Aim: What number of lines in the material contain the word "এখনও"? Give that number alone.

Input records:
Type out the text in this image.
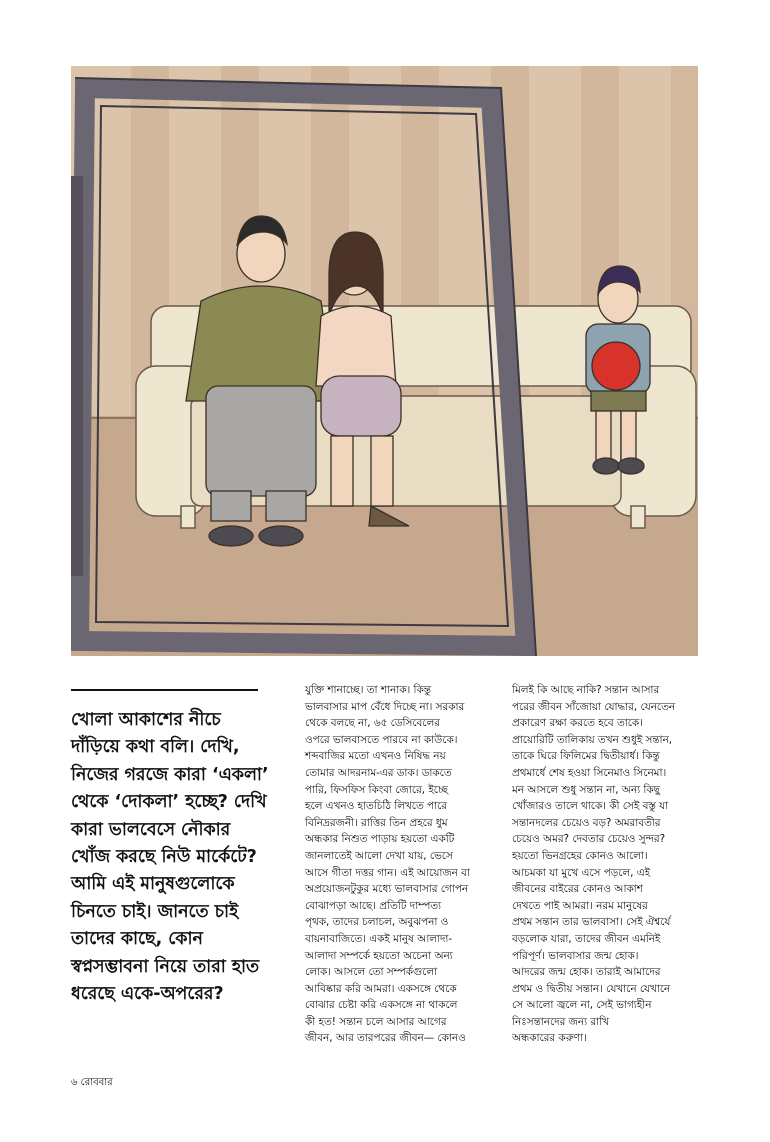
খোলা আকাশের নীচে দাঁড়িয়ে কথা বলি। দেখি, নিজের গরজে কারা ‘একলা’ থেকে ‘দোকলা’ হচ্ছে? দেখি কারা ভালবেসে নৌকার খোঁজ করছে নিউ মার্কেটে? আমি এই মানুষগুলোকে চিনতে চাই। জানতে চাই তাদের কাছে, কোন স্বপ্নসম্ভাবনা নিয়ে তারা হাত ধরেছে একে-অপরের?

যুক্তি শানাচ্ছে। তা শানাক। কিন্তু

ভালবাসার মাপ বেঁধে দিচ্ছে না। সরকার

থেকে বলছে না, ৬৫ ডেসিবেলের

ওপরে ভালবাসতে পারবে না কাউকে।

শব্দবাজির মতো এখনও নিষিদ্ধ নয়

তোমার আদরনাম-এর ডাক। ডাকতে

পারি, ফিসফিস কিংবা জোরে, ইচ্ছে

হলে এখনও হাতচিঠি লিখতে পারে

বিনিদ্ররজনী। রাত্তির তিন প্রহরে ধুম

অন্ধকার নিশুত পাড়ায় হয়তো একটি

জানলাতেই আলো দেখা যায়, ভেসে

আসে গীতা দত্তর গান। এই আয়োজন বা

অপ্রয়োজনটুকুর মধ্যে ভালবাসার গোপন

বোঝাপড়া আছে। প্রতিটি দাম্পত্য

পৃথক, তাদের চলাচল, অবুঝপনা ও

বায়নাবাজিতে। একই মানুষ আলাদা-

আলাদা সম্পর্কে হয়তো অচেনা অন্য

লোক। আসলে তো সম্পর্কগুলো

আবিষ্কার করি আমরা। একসঙ্গে থেকে

বোঝার চেষ্টা করি একসঙ্গে না থাকলে

কী হত! সন্তান চলে আসার আগের

জীবন, আর তারপরের জীবন— কোনও

মিলই কি আছে নাকি? সন্তান আসার

পরের জীবন সাঁজোয়া যোদ্ধার, যেনতেন

প্রকারেণ রক্ষা করতে হবে তাকে।

প্রায়োরিটি তালিকায় তখন শুধুই সন্তান,

তাকে ঘিরে ফিলিমের দ্বিতীয়ার্ধ। কিন্তু

প্রথমার্ধে শেষ হওয়া সিনেমাও সিনেমা।

মন আসলে শুধু সন্তান না, অন্য কিছু

খোঁজারও তালে থাকে। কী সেই বস্তু যা

সন্তানদলের চেয়েও বড়? অমরাবতীর

চেয়েও অমর? দেবতার চেয়েও সুন্দর?

হয়তো ভিনগ্রহের কোনও আলো।

আচমকা যা মুখে এসে পড়লে, এই

জীবনের বাইরের কোনও আকাশ

দেখতে পাই আমরা। নরম মানুষের

প্রথম সন্তান তার ভালবাসা। সেই ঐশ্বর্যে

বড়লোক যারা, তাদের জীবন এমনিই

পরিপূর্ণ। ভালবাসার জন্ম হোক।

আদরের জন্ম হোক। তারাই আমাদের

প্রথম ও দ্বিতীয় সন্তান। যেখানে যেখানে

সে আলো জ্বলে না, সেই ভাগ্যহীন

নিঃসন্তানদের জন্য রাখি

অন্ধকারের করুণা।

৬ রোববার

Output below: 2